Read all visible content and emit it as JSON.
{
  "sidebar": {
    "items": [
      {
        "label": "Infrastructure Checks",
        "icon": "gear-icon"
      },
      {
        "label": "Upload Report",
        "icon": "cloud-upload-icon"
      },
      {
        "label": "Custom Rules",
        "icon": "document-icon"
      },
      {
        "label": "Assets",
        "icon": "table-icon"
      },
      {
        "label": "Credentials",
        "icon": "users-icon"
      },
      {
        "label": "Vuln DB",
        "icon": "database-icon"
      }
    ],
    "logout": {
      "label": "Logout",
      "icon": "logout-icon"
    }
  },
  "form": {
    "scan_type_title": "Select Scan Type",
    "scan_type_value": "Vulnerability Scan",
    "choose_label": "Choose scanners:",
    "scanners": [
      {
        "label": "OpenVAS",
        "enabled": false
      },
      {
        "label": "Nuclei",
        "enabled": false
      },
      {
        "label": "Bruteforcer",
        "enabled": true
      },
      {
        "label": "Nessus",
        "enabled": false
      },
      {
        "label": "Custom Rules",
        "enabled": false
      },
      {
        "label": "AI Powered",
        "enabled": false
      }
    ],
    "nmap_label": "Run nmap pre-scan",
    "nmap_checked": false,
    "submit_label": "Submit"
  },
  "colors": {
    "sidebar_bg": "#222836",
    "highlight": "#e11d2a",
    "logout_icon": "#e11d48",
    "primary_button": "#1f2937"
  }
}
▬▬▬▬▬▬▬▬▬▬
EXERCISE: Copy all of the material word for word.

COMPLETE RESPONSE:
Read all visible content and emit it as JSON.
{
  "sidebar": {
    "items": [
      {
        "label": "Infrastructure Checks",
        "icon": "gear-icon"
      },
      {
        "label": "Upload Report",
        "icon": "cloud-upload-icon"
      },
      {
        "label": "Custom Rules",
        "icon": "document-icon"
      },
      {
        "label": "Assets",
        "icon": "table-icon"
      },
      {
        "label": "Credentials",
        "icon": "users-icon"
      },
      {
        "label": "Vuln DB",
        "icon": "database-icon"
      }
    ],
    "logout": {
      "label": "Logout",
      "icon": "logout-icon"
    }
  },
  "form": {
    "scan_type_title": "Select Scan Type",
    "scan_type_value": "Vulnerability Scan",
    "choose_label": "Choose scanners:",
    "scanners": [
      {
        "label": "OpenVAS",
        "enabled": false
      },
      {
        "label": "Nuclei",
        "enabled": false
      },
      {
        "label": "Bruteforcer",
        "enabled": true
      },
      {
        "label": "Nessus",
        "enabled": false
      },
      {
        "label": "Custom Rules",
        "enabled": false
      },
      {
        "label": "AI Powered",
        "enabled": false
      }
    ],
    "nmap_label": "Run nmap pre-scan",
    "nmap_checked": false,
    "submit_label": "Submit"
  },
  "colors": {
    "sidebar_bg": "#222836",
    "highlight": "#e11d2a",
    "logout_icon": "#e11d48",
    "primary_button": "#1f2937"
  }
}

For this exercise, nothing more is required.